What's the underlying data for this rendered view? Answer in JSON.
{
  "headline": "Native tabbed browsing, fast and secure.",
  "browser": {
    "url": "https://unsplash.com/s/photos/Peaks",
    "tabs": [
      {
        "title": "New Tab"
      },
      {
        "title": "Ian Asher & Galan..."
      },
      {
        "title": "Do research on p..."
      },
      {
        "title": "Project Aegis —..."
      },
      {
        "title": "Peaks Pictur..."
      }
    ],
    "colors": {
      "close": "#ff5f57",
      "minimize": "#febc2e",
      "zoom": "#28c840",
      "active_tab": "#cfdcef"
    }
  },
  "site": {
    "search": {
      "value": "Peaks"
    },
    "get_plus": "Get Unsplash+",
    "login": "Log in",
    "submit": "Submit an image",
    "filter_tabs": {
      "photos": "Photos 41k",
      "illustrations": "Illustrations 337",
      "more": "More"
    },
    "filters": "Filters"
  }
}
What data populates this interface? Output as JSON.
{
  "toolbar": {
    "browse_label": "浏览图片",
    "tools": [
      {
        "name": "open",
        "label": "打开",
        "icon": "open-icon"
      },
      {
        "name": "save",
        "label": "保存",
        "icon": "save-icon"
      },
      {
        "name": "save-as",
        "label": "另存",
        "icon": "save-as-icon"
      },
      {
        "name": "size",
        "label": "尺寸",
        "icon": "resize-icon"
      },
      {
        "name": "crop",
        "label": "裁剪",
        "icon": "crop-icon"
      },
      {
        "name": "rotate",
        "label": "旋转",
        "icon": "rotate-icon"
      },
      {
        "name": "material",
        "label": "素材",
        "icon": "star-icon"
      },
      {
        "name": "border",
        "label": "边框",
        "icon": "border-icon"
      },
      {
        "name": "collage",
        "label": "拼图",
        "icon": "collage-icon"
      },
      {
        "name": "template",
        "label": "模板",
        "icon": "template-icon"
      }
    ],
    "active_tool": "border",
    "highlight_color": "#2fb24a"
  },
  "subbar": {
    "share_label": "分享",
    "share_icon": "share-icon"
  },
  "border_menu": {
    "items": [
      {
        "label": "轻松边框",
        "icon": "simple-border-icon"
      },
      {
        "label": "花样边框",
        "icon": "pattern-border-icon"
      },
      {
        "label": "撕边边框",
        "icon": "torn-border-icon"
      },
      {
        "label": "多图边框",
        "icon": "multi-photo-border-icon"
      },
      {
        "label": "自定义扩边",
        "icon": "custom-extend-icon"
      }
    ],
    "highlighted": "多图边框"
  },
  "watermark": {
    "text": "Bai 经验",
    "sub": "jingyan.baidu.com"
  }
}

* [TASK TO CARRY OUT]: Every line holding "title" should be copied out.

* [EXERCISE RESULT]:
        "title": "New Tab"
        "title": "Ian Asher & Galan..."
        "title": "Do research on p..."
        "title": "Project Aegis —..."
        "title": "Peaks Pictur..."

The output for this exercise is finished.